(SELECTED TEXT):
--- Begin ---

IMGpedia: A Proposal to Enrich DBpedia
               with Image Meta-Data

                        Benjamin Bustos and Aidan Hogan

                          Center for Semantic Web Research
                          Department of Computer Science
                                  University of Chile
                         {bebustos,ahogan}@dcc.uchile.cl


        Abstract. We introduce IMGpedia: a research proposal aiming to bridge
        structured knowledge-bases and multimedia content. Our concrete plan
        is to enrich DBpedia data with further metadata about images from
        Wikipedia, including content-based visual descriptors. Our concrete goal
        is to create a unified querying and inference system that allows for
        interrogating the DBpedia knowledge-base and the visual content of
        Wikipedia’s images together. Our broader ambition is to explore meth-
        ods by which multimedia data can be made a first-class citizen of the
        Semantic Web.

--- End ---

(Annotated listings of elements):
--- Begin ---

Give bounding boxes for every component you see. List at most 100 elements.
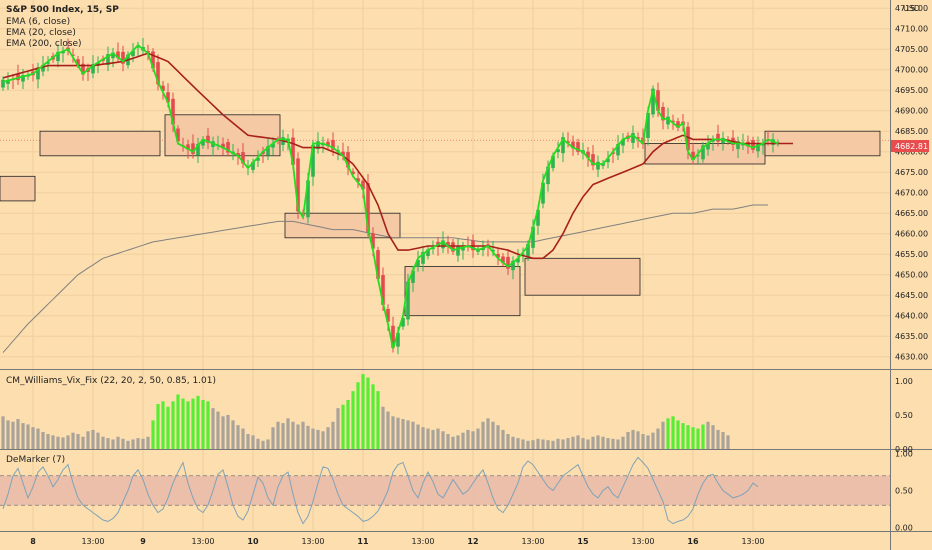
vix-fix-histogram xyxy=(1,374,730,449)
vix-bar xyxy=(716,429,720,449)
time-tick-label: 15 xyxy=(577,537,589,546)
price-tick-label: 4635.00 xyxy=(895,332,928,341)
price-tick-label: 4650.00 xyxy=(895,271,928,280)
vix-bar xyxy=(486,418,490,449)
price-tick-label: 4675.00 xyxy=(895,168,928,177)
candle-body xyxy=(316,141,320,150)
vix-bar xyxy=(261,440,265,449)
vix-bar xyxy=(291,421,295,449)
vix-bar xyxy=(656,428,660,449)
demarker-title: DeMarker (7) xyxy=(6,455,65,465)
candle-body xyxy=(1,79,5,88)
vix-bar xyxy=(326,427,330,449)
time-tick-label: 16 xyxy=(687,537,699,546)
candle-body xyxy=(356,178,360,182)
candle-body xyxy=(366,183,370,232)
time-tick-label: 13:00 xyxy=(191,537,214,546)
vix-bar xyxy=(506,434,510,449)
vix-bar xyxy=(466,429,470,449)
vix-bar xyxy=(216,411,220,449)
candle-body xyxy=(96,62,100,66)
vix-tick-label: 1.00 xyxy=(895,377,913,386)
vix-bar xyxy=(726,435,730,449)
vix-bar xyxy=(241,428,245,449)
vix-bar xyxy=(501,429,505,449)
vix-bar xyxy=(546,440,550,449)
vix-bar xyxy=(246,434,250,449)
vix-bar xyxy=(451,436,455,449)
time-tick-label: 13:00 xyxy=(741,537,764,546)
candle-body xyxy=(161,85,165,91)
vix-bar xyxy=(61,437,65,449)
candle-body xyxy=(81,63,85,75)
vix-bar xyxy=(666,418,670,449)
price-axis[interactable]: 4630.00 4635.00 4640.00 4645.00 4650.00 4655.… xyxy=(895,4,928,532)
vix-bar xyxy=(256,438,260,449)
vix-bar xyxy=(356,382,360,449)
candle-body xyxy=(526,243,530,258)
zone-box xyxy=(0,175,36,202)
vix-bar xyxy=(6,420,10,449)
time-axis[interactable]: 8 13:00 9 13:00 10 13:00 11 13:00 12 13:00 15 13:00… xyxy=(30,537,764,546)
candle-body xyxy=(536,209,540,226)
vix-bar xyxy=(391,416,395,449)
candle-body xyxy=(446,241,450,246)
ema-6-line xyxy=(2,43,779,349)
candle-body xyxy=(146,51,150,53)
vix-bar xyxy=(341,404,345,449)
price-tick-label: 4690.00 xyxy=(895,107,928,116)
vix-bar xyxy=(296,424,300,449)
zone-box xyxy=(524,257,641,296)
candle-body xyxy=(721,137,725,144)
vix-bar xyxy=(66,435,70,449)
vix-bar xyxy=(306,425,310,449)
indicator-ema20-label: EMA (20, close) xyxy=(6,28,76,38)
vix-bar xyxy=(336,408,340,449)
ema-200-line xyxy=(2,204,768,353)
candle-body xyxy=(541,182,545,204)
vix-bar xyxy=(71,432,75,449)
vix-bar xyxy=(531,440,535,449)
last-price-tag xyxy=(891,140,929,152)
candle-body xyxy=(21,75,25,82)
candle-body xyxy=(376,250,380,279)
candle-body xyxy=(596,161,600,170)
candle-body xyxy=(306,180,310,218)
vix-bar xyxy=(491,421,495,449)
vix-bar xyxy=(156,404,160,449)
vix-bar xyxy=(661,421,665,449)
candle-body xyxy=(561,137,565,154)
vix-bar xyxy=(381,406,385,449)
candle-body xyxy=(151,51,155,69)
price-tick-label: 4655.00 xyxy=(895,250,928,259)
last-price-value: 4682.81 xyxy=(895,142,928,151)
vix-bar xyxy=(171,401,175,449)
candle-body xyxy=(491,249,495,252)
candle-body xyxy=(176,128,180,142)
candle-body xyxy=(656,90,660,111)
candle-body xyxy=(256,157,260,161)
vix-bar xyxy=(136,438,140,449)
candle-body xyxy=(371,233,375,249)
candle-body xyxy=(396,332,400,347)
vix-bar xyxy=(321,431,325,449)
vix-bar xyxy=(681,423,685,449)
ema-20-line xyxy=(2,52,793,260)
vix-bar xyxy=(516,438,520,449)
price-tick-label: 4630.00 xyxy=(895,353,928,362)
vix-bar xyxy=(221,416,225,449)
demarker-tick-label: 0.50 xyxy=(895,487,913,496)
vix-bar xyxy=(436,428,440,449)
candle-body xyxy=(606,158,610,163)
vix-bar xyxy=(396,417,400,449)
vix-bar xyxy=(586,439,590,449)
vix-bar xyxy=(461,432,465,449)
vix-bar xyxy=(41,431,45,449)
candle-body xyxy=(111,52,115,59)
vix-fix-title: CM_Williams_Vix_Fix (22, 20, 2, 50, 0.85… xyxy=(6,376,216,386)
vix-bar xyxy=(606,438,610,449)
candle-body xyxy=(711,140,715,142)
vix-bar xyxy=(186,401,190,449)
candle-body xyxy=(736,141,740,150)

--- End ---

(CHALLENGE): Write out the IMGpedia abstract word for word, starting at "Abstract. We introduce" and ending after "Semantic Web.". This material stands apart from the IMGpedia abstract.

(ANSWER FOR THE TASK):
Abstract. We introduce IMGpedia: a research proposal aiming to bridge
        structured knowledge-bases and multimedia content. Our concrete plan
        is to enrich DBpedia data with further metadata about images from
        Wikipedia, including content-based visual descriptors. Our concrete goal
        is to create a unified querying and inference system that allows for
        interrogating the DBpedia knowledge-base and the visual content of
        Wikipedia’s images together. Our broader ambition is to explore meth-
        ods by which multimedia data can be made a first-class citizen of the
        Semantic Web.